= PROBLEM =
Review the lines that follow and copy each one that contains the word "Sortymenty".

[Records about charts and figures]
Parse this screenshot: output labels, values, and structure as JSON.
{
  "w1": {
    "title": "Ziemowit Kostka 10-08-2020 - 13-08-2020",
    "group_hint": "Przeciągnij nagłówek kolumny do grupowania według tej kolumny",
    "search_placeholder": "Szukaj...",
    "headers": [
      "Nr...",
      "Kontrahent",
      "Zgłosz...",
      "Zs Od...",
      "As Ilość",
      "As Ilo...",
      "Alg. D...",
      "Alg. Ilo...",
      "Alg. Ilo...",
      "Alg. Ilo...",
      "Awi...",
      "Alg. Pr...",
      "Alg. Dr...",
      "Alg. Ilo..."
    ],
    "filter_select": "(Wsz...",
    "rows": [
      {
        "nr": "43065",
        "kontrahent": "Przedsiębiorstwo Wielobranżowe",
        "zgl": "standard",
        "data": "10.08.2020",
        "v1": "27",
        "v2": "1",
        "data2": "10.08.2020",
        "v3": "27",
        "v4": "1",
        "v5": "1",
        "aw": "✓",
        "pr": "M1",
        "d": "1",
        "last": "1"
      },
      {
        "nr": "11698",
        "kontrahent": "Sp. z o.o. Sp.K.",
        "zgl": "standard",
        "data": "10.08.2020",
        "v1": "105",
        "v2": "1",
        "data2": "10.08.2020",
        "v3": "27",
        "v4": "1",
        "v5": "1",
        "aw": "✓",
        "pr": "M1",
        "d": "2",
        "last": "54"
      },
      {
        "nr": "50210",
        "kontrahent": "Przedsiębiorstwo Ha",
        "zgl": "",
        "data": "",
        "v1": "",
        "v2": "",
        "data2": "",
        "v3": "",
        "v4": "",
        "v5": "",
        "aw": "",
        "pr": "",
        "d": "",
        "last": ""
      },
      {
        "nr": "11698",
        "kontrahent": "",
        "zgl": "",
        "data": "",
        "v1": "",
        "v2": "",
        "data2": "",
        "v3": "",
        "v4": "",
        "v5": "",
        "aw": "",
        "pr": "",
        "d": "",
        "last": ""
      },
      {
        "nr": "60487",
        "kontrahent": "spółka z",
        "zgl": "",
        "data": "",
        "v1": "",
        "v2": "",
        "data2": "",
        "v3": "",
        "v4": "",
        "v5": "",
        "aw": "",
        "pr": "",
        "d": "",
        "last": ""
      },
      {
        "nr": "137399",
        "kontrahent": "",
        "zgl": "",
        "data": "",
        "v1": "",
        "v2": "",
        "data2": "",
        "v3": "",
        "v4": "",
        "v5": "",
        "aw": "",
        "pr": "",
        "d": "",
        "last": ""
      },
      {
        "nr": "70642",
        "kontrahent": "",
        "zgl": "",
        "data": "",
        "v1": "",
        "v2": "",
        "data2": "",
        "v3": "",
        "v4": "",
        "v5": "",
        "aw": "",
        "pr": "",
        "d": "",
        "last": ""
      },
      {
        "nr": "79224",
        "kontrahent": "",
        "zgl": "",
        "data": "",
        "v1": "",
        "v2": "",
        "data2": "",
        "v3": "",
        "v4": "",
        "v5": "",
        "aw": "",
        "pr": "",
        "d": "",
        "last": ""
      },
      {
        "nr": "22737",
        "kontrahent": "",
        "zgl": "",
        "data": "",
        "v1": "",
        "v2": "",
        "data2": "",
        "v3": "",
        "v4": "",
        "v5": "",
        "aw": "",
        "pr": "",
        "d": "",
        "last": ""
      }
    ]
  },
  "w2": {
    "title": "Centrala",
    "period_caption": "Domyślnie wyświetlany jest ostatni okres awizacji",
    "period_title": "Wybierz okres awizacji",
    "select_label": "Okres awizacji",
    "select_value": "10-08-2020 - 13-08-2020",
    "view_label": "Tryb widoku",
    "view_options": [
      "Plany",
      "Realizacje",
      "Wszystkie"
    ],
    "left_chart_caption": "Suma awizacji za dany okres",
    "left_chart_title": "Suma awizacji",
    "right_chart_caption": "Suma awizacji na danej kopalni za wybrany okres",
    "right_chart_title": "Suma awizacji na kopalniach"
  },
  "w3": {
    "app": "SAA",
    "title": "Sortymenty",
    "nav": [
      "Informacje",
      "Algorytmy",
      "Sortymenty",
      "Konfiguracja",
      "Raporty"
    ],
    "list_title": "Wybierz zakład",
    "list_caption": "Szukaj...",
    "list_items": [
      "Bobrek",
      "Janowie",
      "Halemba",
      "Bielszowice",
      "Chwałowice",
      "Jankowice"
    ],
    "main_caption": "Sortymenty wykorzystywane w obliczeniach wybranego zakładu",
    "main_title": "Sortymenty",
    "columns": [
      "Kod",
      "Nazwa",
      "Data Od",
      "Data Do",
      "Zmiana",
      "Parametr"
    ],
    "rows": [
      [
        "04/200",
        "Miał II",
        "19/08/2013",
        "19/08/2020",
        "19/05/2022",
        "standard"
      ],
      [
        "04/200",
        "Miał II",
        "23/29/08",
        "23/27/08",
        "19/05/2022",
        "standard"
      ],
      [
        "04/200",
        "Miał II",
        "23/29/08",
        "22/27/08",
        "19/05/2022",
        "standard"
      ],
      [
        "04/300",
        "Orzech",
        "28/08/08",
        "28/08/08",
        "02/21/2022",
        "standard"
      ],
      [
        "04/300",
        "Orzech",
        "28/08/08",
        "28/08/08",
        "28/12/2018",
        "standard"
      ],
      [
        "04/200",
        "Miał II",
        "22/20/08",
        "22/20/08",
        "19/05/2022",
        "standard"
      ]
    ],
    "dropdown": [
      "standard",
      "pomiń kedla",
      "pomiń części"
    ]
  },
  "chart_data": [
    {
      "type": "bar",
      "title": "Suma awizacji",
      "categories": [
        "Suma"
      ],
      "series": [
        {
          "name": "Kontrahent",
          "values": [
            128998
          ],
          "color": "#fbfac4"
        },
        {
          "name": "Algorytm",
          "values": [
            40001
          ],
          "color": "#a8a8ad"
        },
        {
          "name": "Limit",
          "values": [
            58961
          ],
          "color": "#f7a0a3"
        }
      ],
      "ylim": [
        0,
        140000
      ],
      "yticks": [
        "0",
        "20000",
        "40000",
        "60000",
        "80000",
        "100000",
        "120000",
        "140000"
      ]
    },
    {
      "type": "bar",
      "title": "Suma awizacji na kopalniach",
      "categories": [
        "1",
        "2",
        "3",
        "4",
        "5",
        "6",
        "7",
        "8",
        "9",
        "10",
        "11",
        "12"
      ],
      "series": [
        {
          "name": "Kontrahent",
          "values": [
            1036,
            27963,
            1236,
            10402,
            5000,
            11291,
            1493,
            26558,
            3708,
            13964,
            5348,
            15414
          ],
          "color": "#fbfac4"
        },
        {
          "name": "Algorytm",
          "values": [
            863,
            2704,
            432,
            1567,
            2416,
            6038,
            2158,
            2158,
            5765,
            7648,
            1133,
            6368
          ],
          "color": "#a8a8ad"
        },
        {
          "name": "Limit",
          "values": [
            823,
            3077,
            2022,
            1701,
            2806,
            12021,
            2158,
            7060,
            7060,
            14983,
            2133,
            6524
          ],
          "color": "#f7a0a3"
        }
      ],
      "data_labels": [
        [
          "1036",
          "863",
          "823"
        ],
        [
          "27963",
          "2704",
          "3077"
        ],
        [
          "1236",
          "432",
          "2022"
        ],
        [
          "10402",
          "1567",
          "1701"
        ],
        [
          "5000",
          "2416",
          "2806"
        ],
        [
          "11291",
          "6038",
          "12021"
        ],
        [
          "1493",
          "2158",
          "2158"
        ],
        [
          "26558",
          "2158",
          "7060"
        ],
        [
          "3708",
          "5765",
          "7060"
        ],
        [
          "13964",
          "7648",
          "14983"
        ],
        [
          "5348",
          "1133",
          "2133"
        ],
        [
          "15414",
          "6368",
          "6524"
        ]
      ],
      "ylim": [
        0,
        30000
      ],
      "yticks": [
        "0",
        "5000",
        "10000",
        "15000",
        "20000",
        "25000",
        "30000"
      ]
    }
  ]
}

= SOLUTION TO THE PROBLEM =
    "title": "Sortymenty",
      "Sortymenty",
    "main_caption": "Sortymenty wykorzystywane w obliczeniach wybranego zakładu",
    "main_title": "Sortymenty",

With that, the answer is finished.